Reproduce all of the following data word for word, keeping every line unchanged.
Begin MATERIAL SHOWN
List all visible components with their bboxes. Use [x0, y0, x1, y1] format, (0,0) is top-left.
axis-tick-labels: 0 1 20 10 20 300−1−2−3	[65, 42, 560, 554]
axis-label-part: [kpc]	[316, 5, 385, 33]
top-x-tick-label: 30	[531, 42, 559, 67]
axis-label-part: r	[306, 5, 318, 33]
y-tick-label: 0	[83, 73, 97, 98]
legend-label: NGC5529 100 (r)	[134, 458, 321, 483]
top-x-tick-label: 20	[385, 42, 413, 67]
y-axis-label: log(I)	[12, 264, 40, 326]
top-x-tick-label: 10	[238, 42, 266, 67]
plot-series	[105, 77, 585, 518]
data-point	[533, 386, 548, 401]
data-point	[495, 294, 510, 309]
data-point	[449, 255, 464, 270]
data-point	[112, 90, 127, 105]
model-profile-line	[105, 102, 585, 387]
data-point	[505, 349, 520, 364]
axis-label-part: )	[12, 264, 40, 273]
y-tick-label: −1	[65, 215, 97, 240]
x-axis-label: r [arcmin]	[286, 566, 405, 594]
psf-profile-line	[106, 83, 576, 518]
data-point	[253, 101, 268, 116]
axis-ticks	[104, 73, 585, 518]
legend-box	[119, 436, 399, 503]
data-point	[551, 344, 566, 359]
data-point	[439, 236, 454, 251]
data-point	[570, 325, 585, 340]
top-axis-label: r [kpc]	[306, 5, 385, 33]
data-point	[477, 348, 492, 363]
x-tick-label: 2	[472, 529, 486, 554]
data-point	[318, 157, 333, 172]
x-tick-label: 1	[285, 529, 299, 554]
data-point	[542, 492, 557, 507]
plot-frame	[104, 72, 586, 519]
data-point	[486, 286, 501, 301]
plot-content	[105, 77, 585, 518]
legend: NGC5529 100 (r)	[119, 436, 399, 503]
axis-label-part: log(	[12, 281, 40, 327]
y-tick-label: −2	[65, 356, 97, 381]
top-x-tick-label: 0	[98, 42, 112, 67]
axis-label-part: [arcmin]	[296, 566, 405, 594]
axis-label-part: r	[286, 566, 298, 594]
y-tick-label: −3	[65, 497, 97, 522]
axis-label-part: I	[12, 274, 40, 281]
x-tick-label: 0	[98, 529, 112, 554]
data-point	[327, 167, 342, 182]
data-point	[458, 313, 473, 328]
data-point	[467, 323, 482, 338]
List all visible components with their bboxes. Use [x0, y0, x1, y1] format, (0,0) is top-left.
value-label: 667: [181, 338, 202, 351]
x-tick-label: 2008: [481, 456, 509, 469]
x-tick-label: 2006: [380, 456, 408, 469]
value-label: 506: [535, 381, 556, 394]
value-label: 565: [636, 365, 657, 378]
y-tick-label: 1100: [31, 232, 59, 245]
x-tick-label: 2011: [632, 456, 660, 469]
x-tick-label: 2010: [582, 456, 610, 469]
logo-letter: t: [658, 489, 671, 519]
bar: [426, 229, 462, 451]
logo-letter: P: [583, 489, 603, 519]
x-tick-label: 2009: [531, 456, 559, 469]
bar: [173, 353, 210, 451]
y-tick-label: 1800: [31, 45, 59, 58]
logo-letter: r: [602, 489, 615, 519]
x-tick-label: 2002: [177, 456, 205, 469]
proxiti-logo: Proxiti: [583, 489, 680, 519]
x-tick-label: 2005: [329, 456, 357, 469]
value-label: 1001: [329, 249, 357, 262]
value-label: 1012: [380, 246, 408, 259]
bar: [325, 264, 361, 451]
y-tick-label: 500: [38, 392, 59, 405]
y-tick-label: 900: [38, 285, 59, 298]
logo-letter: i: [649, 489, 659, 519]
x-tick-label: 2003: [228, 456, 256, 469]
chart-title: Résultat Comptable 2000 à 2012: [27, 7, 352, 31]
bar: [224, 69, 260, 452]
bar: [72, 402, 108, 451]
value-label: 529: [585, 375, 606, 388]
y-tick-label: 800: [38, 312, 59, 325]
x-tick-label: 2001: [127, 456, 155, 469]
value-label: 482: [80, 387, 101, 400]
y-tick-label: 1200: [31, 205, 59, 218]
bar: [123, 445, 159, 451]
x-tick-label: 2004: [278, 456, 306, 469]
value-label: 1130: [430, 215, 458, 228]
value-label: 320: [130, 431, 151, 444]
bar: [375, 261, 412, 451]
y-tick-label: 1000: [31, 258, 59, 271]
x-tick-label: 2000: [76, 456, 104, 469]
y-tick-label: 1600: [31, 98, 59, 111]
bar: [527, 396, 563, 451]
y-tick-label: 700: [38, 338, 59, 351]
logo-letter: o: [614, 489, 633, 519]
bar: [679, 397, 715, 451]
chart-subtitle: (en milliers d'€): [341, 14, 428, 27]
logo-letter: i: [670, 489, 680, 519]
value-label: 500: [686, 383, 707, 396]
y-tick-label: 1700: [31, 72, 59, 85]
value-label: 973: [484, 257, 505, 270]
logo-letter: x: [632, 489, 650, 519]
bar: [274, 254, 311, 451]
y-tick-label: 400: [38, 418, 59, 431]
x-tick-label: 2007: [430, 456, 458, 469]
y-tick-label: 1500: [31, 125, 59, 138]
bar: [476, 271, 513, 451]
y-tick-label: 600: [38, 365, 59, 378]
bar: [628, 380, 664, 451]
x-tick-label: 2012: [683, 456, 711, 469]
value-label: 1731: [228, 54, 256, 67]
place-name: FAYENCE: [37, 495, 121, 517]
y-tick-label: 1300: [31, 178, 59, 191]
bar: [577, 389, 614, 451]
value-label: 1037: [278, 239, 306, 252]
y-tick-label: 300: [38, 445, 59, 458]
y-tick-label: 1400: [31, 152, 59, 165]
End MATERIAL SHOWN
*SOLVED EXERCISE*
List all visible components with their bboxes. Use [x0, y0, x1, y1] format, (0,0) is top-left.
axis-tick-labels: 0 1 20 10 20 300−1−2−3	[65, 42, 560, 554]
axis-label-part: [kpc]	[316, 5, 385, 33]
top-x-tick-label: 30	[531, 42, 559, 67]
axis-label-part: r	[306, 5, 318, 33]
y-tick-label: 0	[83, 73, 97, 98]
legend-label: NGC5529 100 (r)	[134, 458, 321, 483]
top-x-tick-label: 20	[385, 42, 413, 67]
y-axis-label: log(I)	[12, 264, 40, 326]
top-x-tick-label: 10	[238, 42, 266, 67]
plot-series	[105, 77, 585, 518]
data-point	[533, 386, 548, 401]
data-point	[495, 294, 510, 309]
data-point	[449, 255, 464, 270]
data-point	[112, 90, 127, 105]
model-profile-line	[105, 102, 585, 387]
data-point	[505, 349, 520, 364]
axis-label-part: )	[12, 264, 40, 273]
y-tick-label: −1	[65, 215, 97, 240]
x-axis-label: r [arcmin]	[286, 566, 405, 594]
psf-profile-line	[106, 83, 576, 518]
data-point	[253, 101, 268, 116]
axis-ticks	[104, 73, 585, 518]
legend-box	[119, 436, 399, 503]
data-point	[551, 344, 566, 359]
data-point	[439, 236, 454, 251]
data-point	[570, 325, 585, 340]
top-axis-label: r [kpc]	[306, 5, 385, 33]
data-point	[477, 348, 492, 363]
x-tick-label: 2	[472, 529, 486, 554]
data-point	[318, 157, 333, 172]
x-tick-label: 1	[285, 529, 299, 554]
data-point	[542, 492, 557, 507]
plot-frame	[104, 72, 586, 519]
data-point	[486, 286, 501, 301]
plot-content	[105, 77, 585, 518]
legend: NGC5529 100 (r)	[119, 436, 399, 503]
axis-label-part: log(	[12, 281, 40, 327]
y-tick-label: −2	[65, 356, 97, 381]
top-x-tick-label: 0	[98, 42, 112, 67]
axis-label-part: [arcmin]	[296, 566, 405, 594]
axis-label-part: r	[286, 566, 298, 594]
y-tick-label: −3	[65, 497, 97, 522]
axis-label-part: I	[12, 274, 40, 281]
x-tick-label: 0	[98, 529, 112, 554]
data-point	[327, 167, 342, 182]
data-point	[458, 313, 473, 328]
data-point	[467, 323, 482, 338]
List all visible components with their bboxes. Use [x0, y0, x1, y1] format, (0,0) is top-left.
value-label: 667: [181, 338, 202, 351]
x-tick-label: 2008: [481, 456, 509, 469]
x-tick-label: 2006: [380, 456, 408, 469]
value-label: 506: [535, 381, 556, 394]
value-label: 565: [636, 365, 657, 378]
y-tick-label: 1100: [31, 232, 59, 245]
x-tick-label: 2011: [632, 456, 660, 469]
x-tick-label: 2010: [582, 456, 610, 469]
logo-letter: t: [658, 489, 671, 519]
bar: [426, 229, 462, 451]
logo-letter: P: [583, 489, 603, 519]
x-tick-label: 2009: [531, 456, 559, 469]
bar: [173, 353, 210, 451]
y-tick-label: 1800: [31, 45, 59, 58]
logo-letter: r: [602, 489, 615, 519]
x-tick-label: 2002: [177, 456, 205, 469]
proxiti-logo: Proxiti: [583, 489, 680, 519]
x-tick-label: 2005: [329, 456, 357, 469]
value-label: 1001: [329, 249, 357, 262]
value-label: 1012: [380, 246, 408, 259]
bar: [325, 264, 361, 451]
y-tick-label: 500: [38, 392, 59, 405]
y-tick-label: 900: [38, 285, 59, 298]
logo-letter: i: [649, 489, 659, 519]
x-tick-label: 2003: [228, 456, 256, 469]
chart-title: Résultat Comptable 2000 à 2012: [27, 7, 352, 31]
bar: [224, 69, 260, 452]
bar: [72, 402, 108, 451]
value-label: 529: [585, 375, 606, 388]
y-tick-label: 800: [38, 312, 59, 325]
x-tick-label: 2001: [127, 456, 155, 469]
value-label: 482: [80, 387, 101, 400]
y-tick-label: 1200: [31, 205, 59, 218]
bar: [123, 445, 159, 451]
x-tick-label: 2004: [278, 456, 306, 469]
value-label: 1130: [430, 215, 458, 228]
value-label: 320: [130, 431, 151, 444]
bar: [375, 261, 412, 451]
y-tick-label: 1000: [31, 258, 59, 271]
x-tick-label: 2000: [76, 456, 104, 469]
y-tick-label: 1600: [31, 98, 59, 111]
bar: [527, 396, 563, 451]
y-tick-label: 700: [38, 338, 59, 351]
logo-letter: o: [614, 489, 633, 519]
bar: [679, 397, 715, 451]
chart-subtitle: (en milliers d'€): [341, 14, 428, 27]
logo-letter: i: [670, 489, 680, 519]
value-label: 500: [686, 383, 707, 396]
y-tick-label: 1700: [31, 72, 59, 85]
value-label: 973: [484, 257, 505, 270]
logo-letter: x: [632, 489, 650, 519]
bar: [274, 254, 311, 451]
y-tick-label: 400: [38, 418, 59, 431]
x-tick-label: 2007: [430, 456, 458, 469]
y-tick-label: 1500: [31, 125, 59, 138]
bar: [476, 271, 513, 451]
y-tick-label: 600: [38, 365, 59, 378]
bar: [628, 380, 664, 451]
x-tick-label: 2012: [683, 456, 711, 469]
value-label: 1731: [228, 54, 256, 67]
place-name: FAYENCE: [37, 495, 121, 517]
y-tick-label: 1300: [31, 178, 59, 191]
bar: [577, 389, 614, 451]
value-label: 1037: [278, 239, 306, 252]
y-tick-label: 300: [38, 445, 59, 458]
y-tick-label: 1400: [31, 152, 59, 165]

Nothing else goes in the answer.